_WHAT THIS TASK INVOLVES:_ Copy every record word for word.
— Start —
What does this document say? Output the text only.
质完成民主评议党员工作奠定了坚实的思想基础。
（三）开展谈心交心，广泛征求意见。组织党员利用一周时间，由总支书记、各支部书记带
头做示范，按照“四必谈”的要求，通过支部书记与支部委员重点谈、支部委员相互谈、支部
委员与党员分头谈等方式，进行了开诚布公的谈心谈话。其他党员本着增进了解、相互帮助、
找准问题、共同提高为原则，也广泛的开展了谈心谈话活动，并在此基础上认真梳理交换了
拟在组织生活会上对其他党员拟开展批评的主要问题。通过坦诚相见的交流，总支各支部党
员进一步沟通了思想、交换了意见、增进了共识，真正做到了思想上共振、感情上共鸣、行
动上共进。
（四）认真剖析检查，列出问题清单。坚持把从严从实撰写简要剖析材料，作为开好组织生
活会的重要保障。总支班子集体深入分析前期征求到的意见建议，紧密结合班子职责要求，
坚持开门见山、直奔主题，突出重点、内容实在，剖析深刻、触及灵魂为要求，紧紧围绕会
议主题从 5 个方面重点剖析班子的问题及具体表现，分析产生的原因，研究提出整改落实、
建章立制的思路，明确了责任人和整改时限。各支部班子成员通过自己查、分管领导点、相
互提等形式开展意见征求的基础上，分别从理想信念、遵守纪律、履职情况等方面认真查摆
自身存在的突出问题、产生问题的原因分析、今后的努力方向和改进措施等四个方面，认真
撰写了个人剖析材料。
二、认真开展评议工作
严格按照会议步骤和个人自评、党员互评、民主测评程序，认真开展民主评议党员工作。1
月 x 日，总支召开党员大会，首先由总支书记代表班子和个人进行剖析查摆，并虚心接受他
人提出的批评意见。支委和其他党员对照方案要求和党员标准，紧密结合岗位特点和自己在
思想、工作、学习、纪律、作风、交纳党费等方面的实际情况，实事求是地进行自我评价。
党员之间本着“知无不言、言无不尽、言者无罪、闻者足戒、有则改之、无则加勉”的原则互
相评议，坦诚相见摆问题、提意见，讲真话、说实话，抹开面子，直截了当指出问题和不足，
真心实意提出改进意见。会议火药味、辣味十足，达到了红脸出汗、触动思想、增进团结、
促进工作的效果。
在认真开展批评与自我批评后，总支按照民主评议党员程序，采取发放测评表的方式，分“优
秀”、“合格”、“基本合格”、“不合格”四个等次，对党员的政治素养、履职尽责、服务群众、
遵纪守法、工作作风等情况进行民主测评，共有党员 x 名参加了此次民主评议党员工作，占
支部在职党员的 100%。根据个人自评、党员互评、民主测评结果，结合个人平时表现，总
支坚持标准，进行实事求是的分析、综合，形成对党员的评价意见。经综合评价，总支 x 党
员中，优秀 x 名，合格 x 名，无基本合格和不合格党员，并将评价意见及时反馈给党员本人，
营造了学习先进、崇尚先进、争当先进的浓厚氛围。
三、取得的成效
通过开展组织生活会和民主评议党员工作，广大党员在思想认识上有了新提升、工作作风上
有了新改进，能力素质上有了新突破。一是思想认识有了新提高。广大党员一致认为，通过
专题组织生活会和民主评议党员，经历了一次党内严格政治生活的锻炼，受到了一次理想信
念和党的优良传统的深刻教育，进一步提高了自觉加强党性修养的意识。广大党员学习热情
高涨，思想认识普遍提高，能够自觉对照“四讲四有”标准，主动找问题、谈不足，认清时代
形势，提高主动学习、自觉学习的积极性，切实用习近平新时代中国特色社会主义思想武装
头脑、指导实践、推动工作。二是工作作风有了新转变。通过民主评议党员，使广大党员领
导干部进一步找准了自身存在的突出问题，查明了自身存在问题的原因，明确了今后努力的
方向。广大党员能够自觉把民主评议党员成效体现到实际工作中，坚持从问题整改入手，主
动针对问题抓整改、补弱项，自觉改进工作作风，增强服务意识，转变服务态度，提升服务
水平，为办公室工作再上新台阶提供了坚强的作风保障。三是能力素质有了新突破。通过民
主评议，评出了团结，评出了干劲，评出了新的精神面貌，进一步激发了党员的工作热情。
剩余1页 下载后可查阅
— End —
_RESULT FOR THIS TASK:_
What does this document say? Output the text only.
质完成民主评议党员工作奠定了坚实的思想基础。
（三）开展谈心交心，广泛征求意见。组织党员利用一周时间，由总支书记、各支部书记带
头做示范，按照“四必谈”的要求，通过支部书记与支部委员重点谈、支部委员相互谈、支部
委员与党员分头谈等方式，进行了开诚布公的谈心谈话。其他党员本着增进了解、相互帮助、
找准问题、共同提高为原则，也广泛的开展了谈心谈话活动，并在此基础上认真梳理交换了
拟在组织生活会上对其他党员拟开展批评的主要问题。通过坦诚相见的交流，总支各支部党
员进一步沟通了思想、交换了意见、增进了共识，真正做到了思想上共振、感情上共鸣、行
动上共进。
（四）认真剖析检查，列出问题清单。坚持把从严从实撰写简要剖析材料，作为开好组织生
活会的重要保障。总支班子集体深入分析前期征求到的意见建议，紧密结合班子职责要求，
坚持开门见山、直奔主题，突出重点、内容实在，剖析深刻、触及灵魂为要求，紧紧围绕会
议主题从 5 个方面重点剖析班子的问题及具体表现，分析产生的原因，研究提出整改落实、
建章立制的思路，明确了责任人和整改时限。各支部班子成员通过自己查、分管领导点、相
互提等形式开展意见征求的基础上，分别从理想信念、遵守纪律、履职情况等方面认真查摆
自身存在的突出问题、产生问题的原因分析、今后的努力方向和改进措施等四个方面，认真
撰写了个人剖析材料。
二、认真开展评议工作
严格按照会议步骤和个人自评、党员互评、民主测评程序，认真开展民主评议党员工作。1
月 x 日，总支召开党员大会，首先由总支书记代表班子和个人进行剖析查摆，并虚心接受他
人提出的批评意见。支委和其他党员对照方案要求和党员标准，紧密结合岗位特点和自己在
思想、工作、学习、纪律、作风、交纳党费等方面的实际情况，实事求是地进行自我评价。
党员之间本着“知无不言、言无不尽、言者无罪、闻者足戒、有则改之、无则加勉”的原则互
相评议，坦诚相见摆问题、提意见，讲真话、说实话，抹开面子，直截了当指出问题和不足，
真心实意提出改进意见。会议火药味、辣味十足，达到了红脸出汗、触动思想、增进团结、
促进工作的效果。
在认真开展批评与自我批评后，总支按照民主评议党员程序，采取发放测评表的方式，分“优
秀”、“合格”、“基本合格”、“不合格”四个等次，对党员的政治素养、履职尽责、服务群众、
遵纪守法、工作作风等情况进行民主测评，共有党员 x 名参加了此次民主评议党员工作，占
支部在职党员的 100%。根据个人自评、党员互评、民主测评结果，结合个人平时表现，总
支坚持标准，进行实事求是的分析、综合，形成对党员的评价意见。经综合评价，总支 x 党
员中，优秀 x 名，合格 x 名，无基本合格和不合格党员，并将评价意见及时反馈给党员本人，
营造了学习先进、崇尚先进、争当先进的浓厚氛围。
三、取得的成效
通过开展组织生活会和民主评议党员工作，广大党员在思想认识上有了新提升、工作作风上
有了新改进，能力素质上有了新突破。一是思想认识有了新提高。广大党员一致认为，通过
专题组织生活会和民主评议党员，经历了一次党内严格政治生活的锻炼，受到了一次理想信
念和党的优良传统的深刻教育，进一步提高了自觉加强党性修养的意识。广大党员学习热情
高涨，思想认识普遍提高，能够自觉对照“四讲四有”标准，主动找问题、谈不足，认清时代
形势，提高主动学习、自觉学习的积极性，切实用习近平新时代中国特色社会主义思想武装
头脑、指导实践、推动工作。二是工作作风有了新转变。通过民主评议党员，使广大党员领
导干部进一步找准了自身存在的突出问题，查明了自身存在问题的原因，明确了今后努力的
方向。广大党员能够自觉把民主评议党员成效体现到实际工作中，坚持从问题整改入手，主
动针对问题抓整改、补弱项，自觉改进工作作风，增强服务意识，转变服务态度，提升服务
水平，为办公室工作再上新台阶提供了坚强的作风保障。三是能力素质有了新突破。通过民
主评议，评出了团结，评出了干劲，评出了新的精神面貌，进一步激发了党员的工作热情。
剩余1页 下载后可查阅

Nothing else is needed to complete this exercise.